Objective |
Determine how many lines of the material hold the string "Cancel" and reply with only that number.

[Data items]

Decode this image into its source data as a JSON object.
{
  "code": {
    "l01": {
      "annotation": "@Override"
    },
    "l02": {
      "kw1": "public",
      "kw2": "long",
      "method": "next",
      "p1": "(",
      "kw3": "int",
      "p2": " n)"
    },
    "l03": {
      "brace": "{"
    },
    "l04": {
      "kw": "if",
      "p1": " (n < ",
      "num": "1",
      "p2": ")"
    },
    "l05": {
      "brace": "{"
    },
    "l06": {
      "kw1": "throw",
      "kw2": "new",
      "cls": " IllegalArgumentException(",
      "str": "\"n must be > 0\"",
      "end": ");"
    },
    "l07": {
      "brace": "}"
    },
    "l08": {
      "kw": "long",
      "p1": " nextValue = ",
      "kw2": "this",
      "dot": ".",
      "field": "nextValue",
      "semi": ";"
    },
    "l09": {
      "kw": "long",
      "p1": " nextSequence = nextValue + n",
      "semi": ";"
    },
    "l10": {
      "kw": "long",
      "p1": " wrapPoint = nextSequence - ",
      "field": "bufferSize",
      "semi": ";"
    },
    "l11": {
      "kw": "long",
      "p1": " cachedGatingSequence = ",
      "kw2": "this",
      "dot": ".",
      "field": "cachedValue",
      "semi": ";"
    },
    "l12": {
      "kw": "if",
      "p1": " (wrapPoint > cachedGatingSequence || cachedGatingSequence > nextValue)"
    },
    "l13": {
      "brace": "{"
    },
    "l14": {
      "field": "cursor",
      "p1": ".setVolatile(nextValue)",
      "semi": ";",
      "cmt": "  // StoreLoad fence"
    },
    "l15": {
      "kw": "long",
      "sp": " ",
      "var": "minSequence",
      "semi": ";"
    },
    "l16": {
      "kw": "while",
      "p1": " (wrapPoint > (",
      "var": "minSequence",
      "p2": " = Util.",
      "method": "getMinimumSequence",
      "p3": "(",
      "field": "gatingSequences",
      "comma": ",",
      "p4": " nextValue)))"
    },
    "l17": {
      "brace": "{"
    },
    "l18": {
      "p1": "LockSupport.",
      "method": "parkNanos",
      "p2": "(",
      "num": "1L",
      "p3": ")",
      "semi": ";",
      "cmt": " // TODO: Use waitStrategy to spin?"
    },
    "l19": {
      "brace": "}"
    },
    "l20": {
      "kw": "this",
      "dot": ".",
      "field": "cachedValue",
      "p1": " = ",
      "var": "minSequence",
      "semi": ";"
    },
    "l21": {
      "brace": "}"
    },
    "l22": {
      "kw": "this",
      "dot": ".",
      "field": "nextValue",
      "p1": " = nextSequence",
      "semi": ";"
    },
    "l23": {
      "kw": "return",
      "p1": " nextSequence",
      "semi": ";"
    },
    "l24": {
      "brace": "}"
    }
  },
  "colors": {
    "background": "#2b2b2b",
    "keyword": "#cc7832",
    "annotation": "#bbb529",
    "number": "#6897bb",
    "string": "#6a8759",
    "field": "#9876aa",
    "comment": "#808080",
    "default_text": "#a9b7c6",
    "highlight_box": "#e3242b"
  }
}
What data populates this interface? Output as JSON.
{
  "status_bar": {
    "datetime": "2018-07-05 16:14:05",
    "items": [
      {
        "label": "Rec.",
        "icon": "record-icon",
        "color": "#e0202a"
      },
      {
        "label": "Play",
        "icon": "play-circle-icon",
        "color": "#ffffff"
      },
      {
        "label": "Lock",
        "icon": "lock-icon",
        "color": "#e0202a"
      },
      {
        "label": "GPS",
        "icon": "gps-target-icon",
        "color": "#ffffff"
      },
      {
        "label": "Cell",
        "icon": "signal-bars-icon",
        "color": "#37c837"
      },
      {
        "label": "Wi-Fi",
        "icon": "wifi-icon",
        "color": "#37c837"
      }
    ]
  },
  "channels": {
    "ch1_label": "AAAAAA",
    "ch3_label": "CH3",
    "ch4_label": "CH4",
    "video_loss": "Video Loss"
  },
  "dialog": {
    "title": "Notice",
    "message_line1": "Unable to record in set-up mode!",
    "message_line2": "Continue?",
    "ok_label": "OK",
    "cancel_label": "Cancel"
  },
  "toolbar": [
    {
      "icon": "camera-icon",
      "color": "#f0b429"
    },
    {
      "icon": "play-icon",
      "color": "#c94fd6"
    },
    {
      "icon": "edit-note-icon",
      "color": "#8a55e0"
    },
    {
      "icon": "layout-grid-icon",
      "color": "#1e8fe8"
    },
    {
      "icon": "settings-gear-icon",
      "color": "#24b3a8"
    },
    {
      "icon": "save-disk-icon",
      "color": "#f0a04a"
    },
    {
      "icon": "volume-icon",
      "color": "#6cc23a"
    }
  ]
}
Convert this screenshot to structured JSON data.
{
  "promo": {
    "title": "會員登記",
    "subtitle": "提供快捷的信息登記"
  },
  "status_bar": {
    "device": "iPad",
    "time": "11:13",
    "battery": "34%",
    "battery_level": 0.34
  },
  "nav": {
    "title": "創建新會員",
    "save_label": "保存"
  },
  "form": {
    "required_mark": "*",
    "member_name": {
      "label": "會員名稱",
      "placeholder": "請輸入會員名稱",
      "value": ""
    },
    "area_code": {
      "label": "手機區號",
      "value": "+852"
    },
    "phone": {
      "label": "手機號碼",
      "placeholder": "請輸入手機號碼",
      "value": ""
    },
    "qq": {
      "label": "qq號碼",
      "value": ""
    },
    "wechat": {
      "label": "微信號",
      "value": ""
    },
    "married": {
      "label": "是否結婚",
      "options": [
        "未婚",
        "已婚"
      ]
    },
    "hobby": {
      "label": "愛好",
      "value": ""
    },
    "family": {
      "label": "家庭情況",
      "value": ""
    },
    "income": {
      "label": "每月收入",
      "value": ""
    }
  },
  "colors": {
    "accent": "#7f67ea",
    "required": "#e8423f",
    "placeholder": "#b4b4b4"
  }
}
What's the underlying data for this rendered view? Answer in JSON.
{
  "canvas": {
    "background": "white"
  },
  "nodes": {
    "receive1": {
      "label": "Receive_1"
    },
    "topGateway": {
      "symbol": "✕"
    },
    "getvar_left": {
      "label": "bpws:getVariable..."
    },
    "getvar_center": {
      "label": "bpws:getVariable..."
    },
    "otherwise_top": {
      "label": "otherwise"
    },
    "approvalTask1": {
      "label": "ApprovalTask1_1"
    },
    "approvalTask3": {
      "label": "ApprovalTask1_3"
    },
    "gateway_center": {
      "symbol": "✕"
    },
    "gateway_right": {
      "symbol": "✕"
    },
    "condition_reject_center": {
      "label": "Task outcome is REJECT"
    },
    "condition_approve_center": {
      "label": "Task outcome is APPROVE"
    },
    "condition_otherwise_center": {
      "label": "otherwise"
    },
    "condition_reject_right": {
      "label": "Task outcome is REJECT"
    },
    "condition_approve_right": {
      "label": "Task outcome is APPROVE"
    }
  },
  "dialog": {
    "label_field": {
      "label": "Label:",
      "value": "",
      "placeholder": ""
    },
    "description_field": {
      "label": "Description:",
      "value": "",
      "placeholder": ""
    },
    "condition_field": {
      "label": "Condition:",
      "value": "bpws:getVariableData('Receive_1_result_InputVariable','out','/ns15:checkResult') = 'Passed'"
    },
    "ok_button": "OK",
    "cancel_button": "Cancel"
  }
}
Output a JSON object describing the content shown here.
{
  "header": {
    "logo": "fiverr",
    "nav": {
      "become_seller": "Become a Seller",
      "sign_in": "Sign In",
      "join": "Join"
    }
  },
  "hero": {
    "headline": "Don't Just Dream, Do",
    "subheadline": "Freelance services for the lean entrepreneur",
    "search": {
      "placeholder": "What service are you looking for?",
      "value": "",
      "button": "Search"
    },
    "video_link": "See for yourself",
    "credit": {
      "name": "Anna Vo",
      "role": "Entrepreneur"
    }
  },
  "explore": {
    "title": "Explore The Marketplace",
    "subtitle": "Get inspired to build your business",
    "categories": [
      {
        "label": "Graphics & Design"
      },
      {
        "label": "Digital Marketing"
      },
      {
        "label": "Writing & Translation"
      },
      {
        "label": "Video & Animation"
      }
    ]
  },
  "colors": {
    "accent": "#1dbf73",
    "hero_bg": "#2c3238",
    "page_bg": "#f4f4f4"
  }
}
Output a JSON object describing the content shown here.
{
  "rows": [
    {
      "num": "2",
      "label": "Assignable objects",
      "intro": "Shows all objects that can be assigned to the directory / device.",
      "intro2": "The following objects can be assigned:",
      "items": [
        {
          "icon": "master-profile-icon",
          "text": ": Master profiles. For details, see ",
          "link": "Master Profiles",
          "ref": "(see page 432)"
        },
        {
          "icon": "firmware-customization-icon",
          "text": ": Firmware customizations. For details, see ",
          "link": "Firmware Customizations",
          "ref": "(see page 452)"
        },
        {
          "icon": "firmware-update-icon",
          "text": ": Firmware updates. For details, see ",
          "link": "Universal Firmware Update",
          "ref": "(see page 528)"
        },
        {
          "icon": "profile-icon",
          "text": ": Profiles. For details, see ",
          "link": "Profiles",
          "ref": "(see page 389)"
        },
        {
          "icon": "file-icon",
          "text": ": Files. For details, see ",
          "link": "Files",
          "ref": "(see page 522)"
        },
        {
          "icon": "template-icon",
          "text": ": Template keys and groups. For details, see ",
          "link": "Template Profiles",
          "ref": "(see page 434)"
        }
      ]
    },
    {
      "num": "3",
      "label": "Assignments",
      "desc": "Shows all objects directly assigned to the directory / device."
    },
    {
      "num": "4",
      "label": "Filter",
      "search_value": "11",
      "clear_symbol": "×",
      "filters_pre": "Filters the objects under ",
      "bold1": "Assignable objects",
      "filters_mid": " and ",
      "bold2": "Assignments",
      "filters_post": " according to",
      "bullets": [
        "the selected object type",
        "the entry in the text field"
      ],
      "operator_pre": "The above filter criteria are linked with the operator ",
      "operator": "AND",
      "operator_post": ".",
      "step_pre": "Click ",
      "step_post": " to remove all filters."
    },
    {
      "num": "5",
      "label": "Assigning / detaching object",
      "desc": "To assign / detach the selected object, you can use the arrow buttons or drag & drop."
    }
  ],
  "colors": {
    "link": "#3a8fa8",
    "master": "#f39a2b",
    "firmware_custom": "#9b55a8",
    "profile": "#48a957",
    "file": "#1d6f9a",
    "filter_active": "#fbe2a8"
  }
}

Correct result |
2